- **The data**
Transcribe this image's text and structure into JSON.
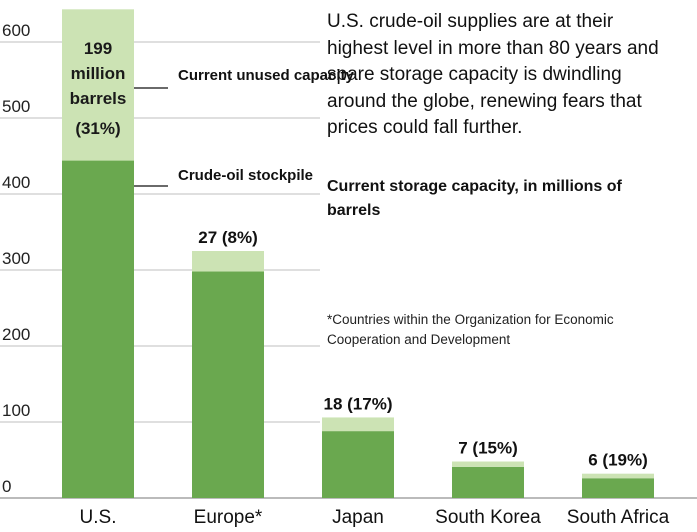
{
  "description": "U.S. crude-oil supplies are at their highest level in more than 80 years and spare storage capacity is dwindling around the globe, renewing fears that prices could fall further.",
  "subtitle": "Current storage capacity, in millions of barrels",
  "footnote": "*Countries within the Organization for Economic Cooperation and Development",
  "annotations": {
    "unused": "Current unused capacity",
    "stockpile": "Crude-oil stockpile",
    "us_label_lines": [
      "199",
      "million",
      "barrels",
      "(31%)"
    ]
  },
  "colors": {
    "stockpile": "#6aa84f",
    "unused": "#cce3b4",
    "grid": "#bfbfbf"
  },
  "chart_data": {
    "type": "bar",
    "stacked": true,
    "categories": [
      "U.S.",
      "Europe*",
      "Japan",
      "South Korea",
      "South Africa"
    ],
    "series": [
      {
        "name": "Crude-oil stockpile",
        "values": [
          444,
          298,
          88,
          41,
          26
        ]
      },
      {
        "name": "Current unused capacity",
        "values": [
          199,
          27,
          18,
          7,
          6
        ]
      }
    ],
    "data_labels": [
      "199 million barrels (31%)",
      "27 (8%)",
      "18 (17%)",
      "7 (15%)",
      "6 (19%)"
    ],
    "yticks": [
      0,
      100,
      200,
      300,
      400,
      500,
      600
    ],
    "ylim": [
      0,
      650
    ],
    "grid": true
  }
}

- **Given task**
Display every line of the listing that contains the string "barrels".

- **Correct answer**
  "subtitle": "Current storage capacity, in millions of barrels",
      "barrels",
      "199 million barrels (31%)",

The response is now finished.